Direction
Using the records below, give the number of lines where the word "Element" appears, with no further output.

Data section

=-=-=-=-=

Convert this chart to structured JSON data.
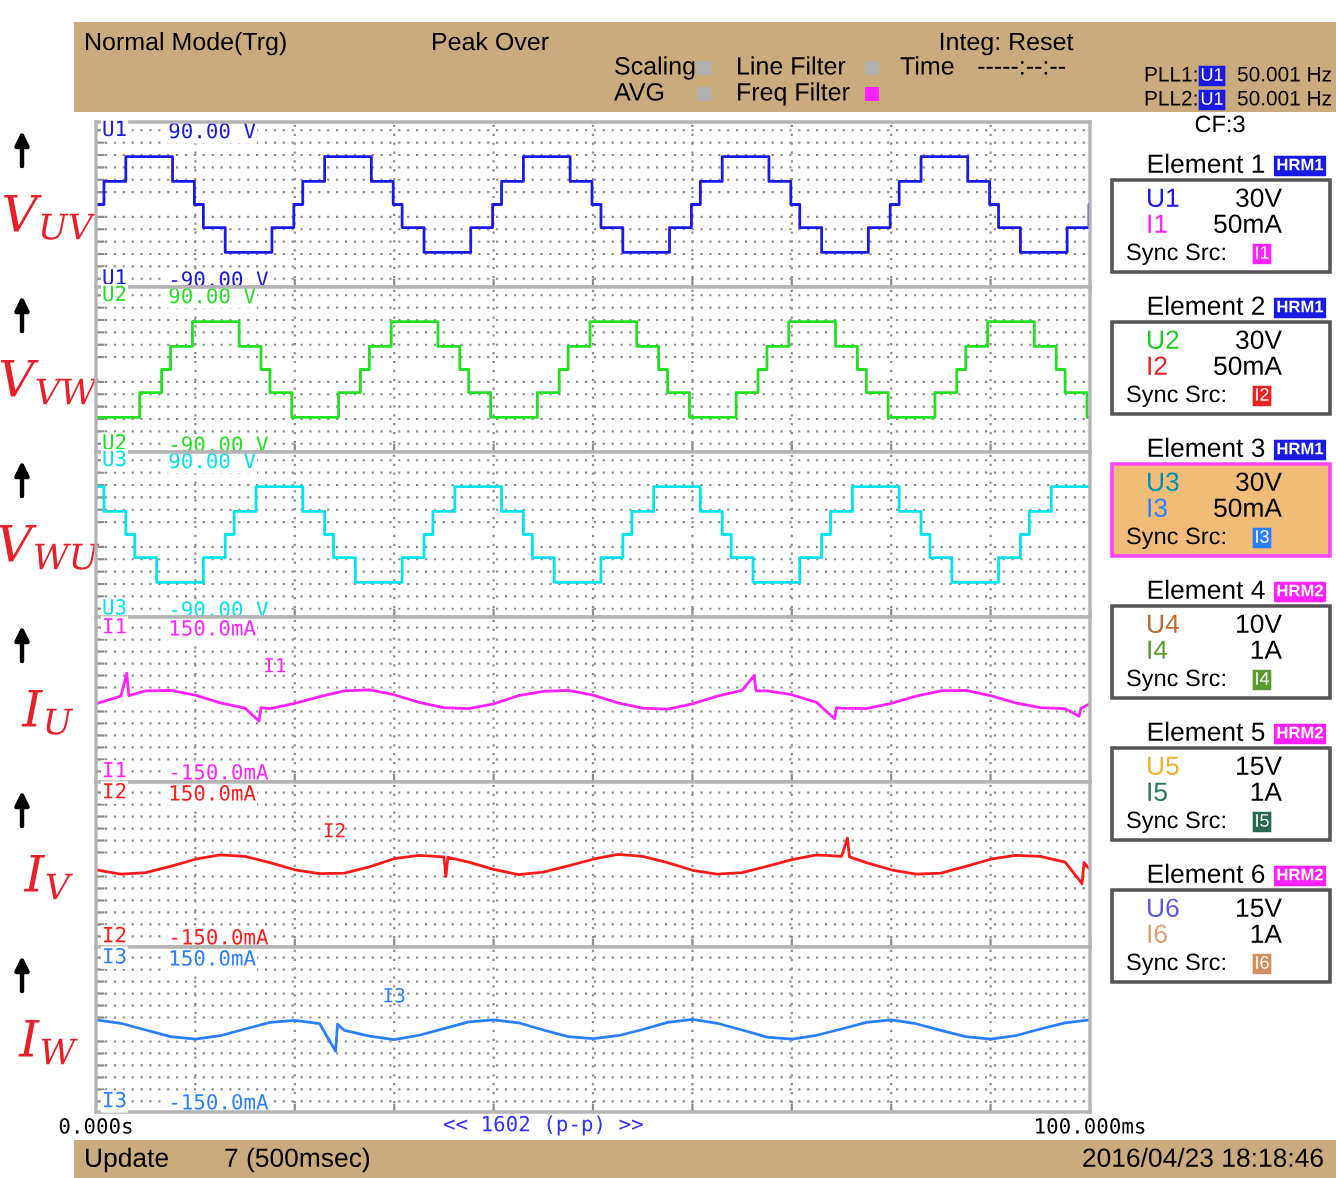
{
  "chart_data": [
    {
      "type": "step",
      "ylabel": "V$_{UV}$",
      "xlim": [
        0,
        100
      ],
      "ylim": [
        -100,
        100
      ],
      "yticks": [
        {
          "value": -90,
          "label": "-90.00 V"
        },
        {
          "value": -75,
          "label": null
        },
        {
          "value": -60,
          "label": null
        },
        {
          "value": -45,
          "label": null
        },
        {
          "value": -30,
          "label": null
        },
        {
          "value": -15,
          "label": null
        },
        {
          "value": 15,
          "label": null
        },
        {
          "value": 30,
          "label": null
        },
        {
          "value": 45,
          "label": null
        },
        {
          "value": 60,
          "label": null
        },
        {
          "value": 75,
          "label": null
        },
        {
          "value": 90,
          "label": "90.00 V"
        }
      ],
      "tick_labels": "y",
      "grid": true,
      "series": [
        {
          "name": "U1",
          "color": "#1a1ae6",
          "x": [
            0,
            0.8,
            3,
            7.7,
            9.9,
            10.8,
            13,
            17.7,
            19.9,
            20.8,
            23,
            27.7,
            29.9,
            30.8,
            33,
            37.7,
            39.9,
            40.8,
            43,
            47.7,
            49.9,
            50.8,
            53,
            57.7,
            59.9,
            60.8,
            63,
            67.7,
            69.9,
            70.8,
            73,
            77.7,
            79.9,
            80.8,
            83,
            87.7,
            89.9,
            90.8,
            93,
            97.7,
            99.9,
            100
          ],
          "values": [
            0,
            28,
            58,
            28,
            0,
            -28,
            -58,
            -28,
            0,
            28,
            58,
            28,
            0,
            -28,
            -58,
            -28,
            0,
            28,
            58,
            28,
            0,
            -28,
            -58,
            -28,
            0,
            28,
            58,
            28,
            0,
            -28,
            -58,
            -28,
            0,
            28,
            58,
            28,
            0,
            -28,
            -58,
            -28,
            0,
            0
          ]
        }
      ]
    },
    {
      "type": "step",
      "ylabel": "V$_{VW}$",
      "xlim": [
        0,
        100
      ],
      "ylim": [
        -100,
        100
      ],
      "yticks": [
        {
          "value": -90,
          "label": "-90.00 V"
        },
        {
          "value": -75,
          "label": null
        },
        {
          "value": -60,
          "label": null
        },
        {
          "value": -45,
          "label": null
        },
        {
          "value": -30,
          "label": null
        },
        {
          "value": -15,
          "label": null
        },
        {
          "value": 15,
          "label": null
        },
        {
          "value": 30,
          "label": null
        },
        {
          "value": 45,
          "label": null
        },
        {
          "value": 60,
          "label": null
        },
        {
          "value": 75,
          "label": null
        },
        {
          "value": 90,
          "label": "90.00 V"
        }
      ],
      "tick_labels": "y",
      "grid": true,
      "series": [
        {
          "name": "U2",
          "color": "#22e022",
          "x": [
            0,
            4.4,
            6.6,
            7.5,
            9.7,
            14.4,
            16.6,
            17.5,
            19.7,
            24.4,
            26.6,
            27.5,
            29.7,
            34.4,
            36.6,
            37.5,
            39.7,
            44.4,
            46.6,
            47.5,
            49.7,
            54.4,
            56.6,
            57.5,
            59.7,
            64.4,
            66.6,
            67.5,
            69.7,
            74.4,
            76.6,
            77.5,
            79.7,
            84.4,
            86.6,
            87.5,
            89.7,
            94.4,
            96.6,
            97.5,
            99.7,
            100
          ],
          "values": [
            -58,
            -28,
            0,
            28,
            58,
            28,
            0,
            -28,
            -58,
            -28,
            0,
            28,
            58,
            28,
            0,
            -28,
            -58,
            -28,
            0,
            28,
            58,
            28,
            0,
            -28,
            -58,
            -28,
            0,
            28,
            58,
            28,
            0,
            -28,
            -58,
            -28,
            0,
            28,
            58,
            28,
            0,
            -28,
            -58,
            -58
          ]
        }
      ]
    },
    {
      "type": "step",
      "ylabel": "V$_{WU}$",
      "xlim": [
        0,
        100
      ],
      "ylim": [
        -100,
        100
      ],
      "yticks": [
        {
          "value": -90,
          "label": "-90.00 V"
        },
        {
          "value": -75,
          "label": null
        },
        {
          "value": -60,
          "label": null
        },
        {
          "value": -45,
          "label": null
        },
        {
          "value": -30,
          "label": null
        },
        {
          "value": -15,
          "label": null
        },
        {
          "value": 15,
          "label": null
        },
        {
          "value": 30,
          "label": null
        },
        {
          "value": 45,
          "label": null
        },
        {
          "value": 60,
          "label": null
        },
        {
          "value": 75,
          "label": null
        },
        {
          "value": 90,
          "label": "90.00 V"
        }
      ],
      "tick_labels": "y",
      "grid": true,
      "series": [
        {
          "name": "U3",
          "color": "#00e5ee",
          "x": [
            0,
            0.8,
            3.0,
            3.9,
            6.1,
            10.8,
            13.0,
            13.9,
            16.1,
            20.8,
            23.0,
            23.9,
            26.1,
            30.8,
            33.0,
            33.9,
            36.1,
            40.8,
            43.0,
            43.9,
            46.1,
            50.8,
            53.0,
            53.9,
            56.1,
            60.8,
            63.0,
            63.9,
            66.1,
            70.8,
            73.0,
            73.9,
            76.1,
            80.8,
            83.0,
            83.9,
            86.1,
            90.8,
            93.0,
            93.9,
            96.1,
            100
          ],
          "values": [
            58,
            28,
            0,
            -28,
            -58,
            -28,
            0,
            28,
            58,
            28,
            0,
            -28,
            -58,
            -28,
            0,
            28,
            58,
            28,
            0,
            -28,
            -58,
            -28,
            0,
            28,
            58,
            28,
            0,
            -28,
            -58,
            -28,
            0,
            28,
            58,
            28,
            0,
            -28,
            -58,
            -28,
            0,
            28,
            58,
            58
          ]
        }
      ]
    },
    {
      "type": "line",
      "ylabel": "I$_{U}$",
      "xlim": [
        0,
        100
      ],
      "ylim": [
        -172,
        172
      ],
      "yticks": [
        {
          "value": -150,
          "label": "-150.0mA"
        },
        {
          "value": -125,
          "label": null
        },
        {
          "value": -100,
          "label": null
        },
        {
          "value": -75,
          "label": null
        },
        {
          "value": -50,
          "label": null
        },
        {
          "value": -25,
          "label": null
        },
        {
          "value": 25,
          "label": null
        },
        {
          "value": 50,
          "label": null
        },
        {
          "value": 75,
          "label": null
        },
        {
          "value": 100,
          "label": null
        },
        {
          "value": 125,
          "label": null
        },
        {
          "value": 150,
          "label": "150.0mA"
        }
      ],
      "tick_labels": "y",
      "grid": true,
      "annotations": [
        "I1"
      ],
      "series": [
        {
          "name": "I1",
          "color": "#ff22ff",
          "x": [
            0,
            2.5,
            3.1,
            3.3,
            5,
            7.5,
            10,
            12.5,
            15,
            16.4,
            16.6,
            17.5,
            20,
            22.5,
            25,
            27.5,
            30,
            32.5,
            35,
            37.5,
            40,
            42.5,
            45,
            47.5,
            50,
            52.5,
            55,
            57.5,
            60,
            62.5,
            65,
            66.2,
            66.4,
            67.5,
            70,
            72.5,
            74.3,
            74.5,
            75,
            77.5,
            80,
            82.5,
            85,
            87.5,
            90,
            92.5,
            95,
            97.5,
            98.9,
            99.1,
            100
          ],
          "values": [
            -9,
            7,
            55,
            8,
            18,
            19,
            9,
            -7,
            -18,
            -45,
            -17,
            -19,
            -8,
            6,
            18,
            20,
            10,
            -6,
            -17,
            -19,
            -9,
            8,
            17,
            19,
            9,
            -7,
            -18,
            -20,
            -9,
            7,
            19,
            50,
            18,
            18,
            10,
            -6,
            -40,
            -17,
            -18,
            -19,
            -8,
            7,
            18,
            19,
            8,
            -7,
            -17,
            -19,
            -35,
            -18,
            -9
          ]
        }
      ]
    },
    {
      "type": "line",
      "ylabel": "I$_{V}$",
      "xlim": [
        0,
        100
      ],
      "ylim": [
        -172,
        172
      ],
      "yticks": [
        {
          "value": -150,
          "label": "-150.0mA"
        },
        {
          "value": -125,
          "label": null
        },
        {
          "value": -100,
          "label": null
        },
        {
          "value": -75,
          "label": null
        },
        {
          "value": -50,
          "label": null
        },
        {
          "value": -25,
          "label": null
        },
        {
          "value": 25,
          "label": null
        },
        {
          "value": 50,
          "label": null
        },
        {
          "value": 75,
          "label": null
        },
        {
          "value": 100,
          "label": null
        },
        {
          "value": 125,
          "label": null
        },
        {
          "value": 150,
          "label": "150.0mA"
        }
      ],
      "tick_labels": "y",
      "grid": true,
      "annotations": [
        "I2"
      ],
      "series": [
        {
          "name": "I2",
          "color": "#ff1a1a",
          "x": [
            0,
            2.5,
            5,
            7.5,
            10,
            12.5,
            15,
            17.5,
            20,
            22.5,
            25,
            27.5,
            30,
            32.5,
            35,
            35.2,
            35.4,
            37.5,
            40,
            42.5,
            45,
            47.5,
            50,
            52.5,
            55,
            57.5,
            60,
            62.5,
            65,
            67.5,
            70,
            72.5,
            75,
            75.6,
            75.8,
            77.5,
            80,
            82.5,
            85,
            87.5,
            90,
            92.5,
            95,
            97.5,
            99.2,
            99.4,
            100
          ],
          "values": [
            -11,
            -20,
            -17,
            -4,
            11,
            20,
            17,
            4,
            -11,
            -19,
            -18,
            -5,
            12,
            19,
            16,
            -25,
            15,
            5,
            -10,
            -21,
            -16,
            -3,
            11,
            21,
            17,
            4,
            -12,
            -20,
            -17,
            -4,
            10,
            20,
            17,
            55,
            16,
            4,
            -11,
            -20,
            -18,
            -4,
            11,
            19,
            17,
            5,
            -40,
            4,
            -11
          ]
        }
      ]
    },
    {
      "type": "line",
      "ylabel": "I$_{W}$",
      "xlim": [
        0,
        100
      ],
      "ylim": [
        -172,
        172
      ],
      "xticks": [
        {
          "value": 0,
          "label": "0.000s"
        },
        {
          "value": 10,
          "label": null
        },
        {
          "value": 20,
          "label": null
        },
        {
          "value": 30,
          "label": null
        },
        {
          "value": 40,
          "label": null
        },
        {
          "value": 50,
          "label": null
        },
        {
          "value": 60,
          "label": null
        },
        {
          "value": 70,
          "label": null
        },
        {
          "value": 80,
          "label": null
        },
        {
          "value": 90,
          "label": null
        },
        {
          "value": 100,
          "label": "100.000ms"
        }
      ],
      "yticks": [
        {
          "value": -150,
          "label": "-150.0mA"
        },
        {
          "value": -125,
          "label": null
        },
        {
          "value": -100,
          "label": null
        },
        {
          "value": -75,
          "label": null
        },
        {
          "value": -50,
          "label": null
        },
        {
          "value": -25,
          "label": null
        },
        {
          "value": 25,
          "label": null
        },
        {
          "value": 50,
          "label": null
        },
        {
          "value": 75,
          "label": null
        },
        {
          "value": 100,
          "label": null
        },
        {
          "value": 125,
          "label": null
        },
        {
          "value": 150,
          "label": "150.0mA"
        }
      ],
      "grid": true,
      "annotations": [
        "I3",
        "<< 1602 (p-p) >>"
      ],
      "series": [
        {
          "name": "I3",
          "color": "#2a7fff",
          "x": [
            0,
            2.5,
            5,
            7.5,
            10,
            12.5,
            15,
            17.5,
            20,
            22.5,
            24.1,
            24.3,
            25,
            27.5,
            30,
            32.5,
            35,
            37.5,
            40,
            42.5,
            45,
            47.5,
            50,
            52.5,
            55,
            57.5,
            60,
            62.5,
            65,
            67.5,
            70,
            72.5,
            75,
            77.5,
            80,
            82.5,
            85,
            87.5,
            90,
            92.5,
            95,
            97.5,
            100
          ],
          "values": [
            20,
            13,
            -1,
            -15,
            -20,
            -13,
            1,
            15,
            19,
            12,
            -45,
            11,
            -2,
            -14,
            -21,
            -12,
            2,
            16,
            20,
            14,
            -1,
            -15,
            -19,
            -13,
            0,
            15,
            21,
            13,
            -1,
            -16,
            -20,
            -12,
            1,
            15,
            20,
            12,
            -2,
            -15,
            -20,
            -13,
            1,
            14,
            20
          ]
        }
      ]
    },
    {
      "type": "other",
      "annotations": [
        "Normal Mode(Trg)",
        "Peak Over",
        "Scaling",
        "AVG",
        "Line Filter",
        "Freq Filter",
        "Integ: Reset",
        "Time",
        "-----:--:--",
        "PLL1:",
        "U1",
        "50.001 Hz",
        "PLL2:",
        "U1",
        "50.001 Hz",
        "CF:3"
      ],
      "colors": [
        "#b0b0b0",
        "#b0b0b0",
        "#b0b0b0",
        "#ff22ff",
        "#1a1ae6"
      ]
    },
    {
      "type": "other",
      "title": "Element 1",
      "annotations": [
        "HRM1",
        "U1",
        "30V",
        "I1",
        "50mA",
        "Sync Src:",
        "I1"
      ],
      "colors": [
        "#1a1ae6",
        "#1a1ae6",
        "#ff22ff",
        "#ff22ff",
        "#ffffff",
        "#555555"
      ]
    },
    {
      "type": "other",
      "title": "Element 2",
      "annotations": [
        "HRM1",
        "U2",
        "30V",
        "I2",
        "50mA",
        "Sync Src:",
        "I2"
      ],
      "colors": [
        "#1a1ae6",
        "#22cc22",
        "#ee2222",
        "#ee2222",
        "#ffffff",
        "#555555"
      ]
    },
    {
      "type": "other",
      "title": "Element 3",
      "annotations": [
        "HRM1",
        "U3",
        "30V",
        "I3",
        "50mA",
        "Sync Src:",
        "I3"
      ],
      "colors": [
        "#1a1ae6",
        "#0090b0",
        "#2a7fff",
        "#2a7fff",
        "#f0bc78",
        "#ff44ff"
      ]
    },
    {
      "type": "other",
      "title": "Element 4",
      "annotations": [
        "HRM2",
        "U4",
        "10V",
        "I4",
        "1A",
        "Sync Src:",
        "I4"
      ],
      "colors": [
        "#ff22ff",
        "#c06a30",
        "#5a9a30",
        "#5a9a30",
        "#ffffff",
        "#555555"
      ]
    },
    {
      "type": "other",
      "title": "Element 5",
      "annotations": [
        "HRM2",
        "U5",
        "15V",
        "I5",
        "1A",
        "Sync Src:",
        "I5"
      ],
      "colors": [
        "#ff22ff",
        "#f0b030",
        "#2a7a5a",
        "#2a6a50",
        "#ffffff",
        "#555555"
      ]
    },
    {
      "type": "other",
      "title": "Element 6",
      "annotations": [
        "HRM2",
        "U6",
        "15V",
        "I6",
        "1A",
        "Sync Src:",
        "I6"
      ],
      "colors": [
        "#ff22ff",
        "#5a5ae0",
        "#e0a070",
        "#d09060",
        "#ffffff",
        "#555555"
      ]
    },
    {
      "type": "other",
      "annotations": [
        "Update",
        "7 (500msec)",
        "2016/04/23 18:18:46"
      ]
    }
  ]
}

=-=-=-=-=

The result
6